Copy out all of the data exactly as it appears.
---------- INPUT DATA ----------
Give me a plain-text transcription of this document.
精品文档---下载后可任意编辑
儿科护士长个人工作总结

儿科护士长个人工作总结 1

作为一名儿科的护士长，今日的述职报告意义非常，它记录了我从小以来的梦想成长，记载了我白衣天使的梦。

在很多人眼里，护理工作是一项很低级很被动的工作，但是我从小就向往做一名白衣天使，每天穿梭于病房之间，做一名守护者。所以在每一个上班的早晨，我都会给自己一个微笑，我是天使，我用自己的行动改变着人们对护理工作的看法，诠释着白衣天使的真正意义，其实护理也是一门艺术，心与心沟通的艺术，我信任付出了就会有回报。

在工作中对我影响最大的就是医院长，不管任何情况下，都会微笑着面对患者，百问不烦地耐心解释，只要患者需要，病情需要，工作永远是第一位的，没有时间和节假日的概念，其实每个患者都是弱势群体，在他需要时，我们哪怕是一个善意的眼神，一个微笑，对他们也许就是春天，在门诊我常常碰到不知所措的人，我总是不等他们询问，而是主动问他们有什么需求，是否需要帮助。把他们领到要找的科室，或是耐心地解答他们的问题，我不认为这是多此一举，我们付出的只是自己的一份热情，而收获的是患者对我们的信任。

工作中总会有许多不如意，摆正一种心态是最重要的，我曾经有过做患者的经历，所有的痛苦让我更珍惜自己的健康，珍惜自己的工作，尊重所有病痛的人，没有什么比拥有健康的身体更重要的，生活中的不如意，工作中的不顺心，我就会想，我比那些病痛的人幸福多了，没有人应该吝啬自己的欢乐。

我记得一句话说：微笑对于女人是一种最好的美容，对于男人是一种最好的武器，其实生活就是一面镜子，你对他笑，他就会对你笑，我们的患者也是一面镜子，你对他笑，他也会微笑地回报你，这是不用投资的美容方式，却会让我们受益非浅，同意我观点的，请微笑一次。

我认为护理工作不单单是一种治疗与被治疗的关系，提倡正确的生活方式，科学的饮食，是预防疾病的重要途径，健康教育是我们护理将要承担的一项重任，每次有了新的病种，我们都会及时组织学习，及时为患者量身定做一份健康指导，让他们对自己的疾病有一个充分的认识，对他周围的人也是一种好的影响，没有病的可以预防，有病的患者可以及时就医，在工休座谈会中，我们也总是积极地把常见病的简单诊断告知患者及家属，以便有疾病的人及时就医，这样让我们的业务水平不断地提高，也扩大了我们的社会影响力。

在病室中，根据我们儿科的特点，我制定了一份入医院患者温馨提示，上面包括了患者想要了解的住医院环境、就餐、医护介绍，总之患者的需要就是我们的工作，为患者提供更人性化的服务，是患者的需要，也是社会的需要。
----------
» EXERCISE RESULT:
Give me a plain-text transcription of this document.
精品文档---下载后可任意编辑
儿科护士长个人工作总结

儿科护士长个人工作总结 1

作为一名儿科的护士长，今日的述职报告意义非常，它记录了我从小以来的梦想成长，记载了我白衣天使的梦。

在很多人眼里，护理工作是一项很低级很被动的工作，但是我从小就向往做一名白衣天使，每天穿梭于病房之间，做一名守护者。所以在每一个上班的早晨，我都会给自己一个微笑，我是天使，我用自己的行动改变着人们对护理工作的看法，诠释着白衣天使的真正意义，其实护理也是一门艺术，心与心沟通的艺术，我信任付出了就会有回报。

在工作中对我影响最大的就是医院长，不管任何情况下，都会微笑着面对患者，百问不烦地耐心解释，只要患者需要，病情需要，工作永远是第一位的，没有时间和节假日的概念，其实每个患者都是弱势群体，在他需要时，我们哪怕是一个善意的眼神，一个微笑，对他们也许就是春天，在门诊我常常碰到不知所措的人，我总是不等他们询问，而是主动问他们有什么需求，是否需要帮助。把他们领到要找的科室，或是耐心地解答他们的问题，我不认为这是多此一举，我们付出的只是自己的一份热情，而收获的是患者对我们的信任。

工作中总会有许多不如意，摆正一种心态是最重要的，我曾经有过做患者的经历，所有的痛苦让我更珍惜自己的健康，珍惜自己的工作，尊重所有病痛的人，没有什么比拥有健康的身体更重要的，生活中的不如意，工作中的不顺心，我就会想，我比那些病痛的人幸福多了，没有人应该吝啬自己的欢乐。

我记得一句话说：微笑对于女人是一种最好的美容，对于男人是一种最好的武器，其实生活就是一面镜子，你对他笑，他就会对你笑，我们的患者也是一面镜子，你对他笑，他也会微笑地回报你，这是不用投资的美容方式，却会让我们受益非浅，同意我观点的，请微笑一次。

我认为护理工作不单单是一种治疗与被治疗的关系，提倡正确的生活方式，科学的饮食，是预防疾病的重要途径，健康教育是我们护理将要承担的一项重任，每次有了新的病种，我们都会及时组织学习，及时为患者量身定做一份健康指导，让他们对自己的疾病有一个充分的认识，对他周围的人也是一种好的影响，没有病的可以预防，有病的患者可以及时就医，在工休座谈会中，我们也总是积极地把常见病的简单诊断告知患者及家属，以便有疾病的人及时就医，这样让我们的业务水平不断地提高，也扩大了我们的社会影响力。

在病室中，根据我们儿科的特点，我制定了一份入医院患者温馨提示，上面包括了患者想要了解的住医院环境、就餐、医护介绍，总之患者的需要就是我们的工作，为患者提供更人性化的服务，是患者的需要，也是社会的需要。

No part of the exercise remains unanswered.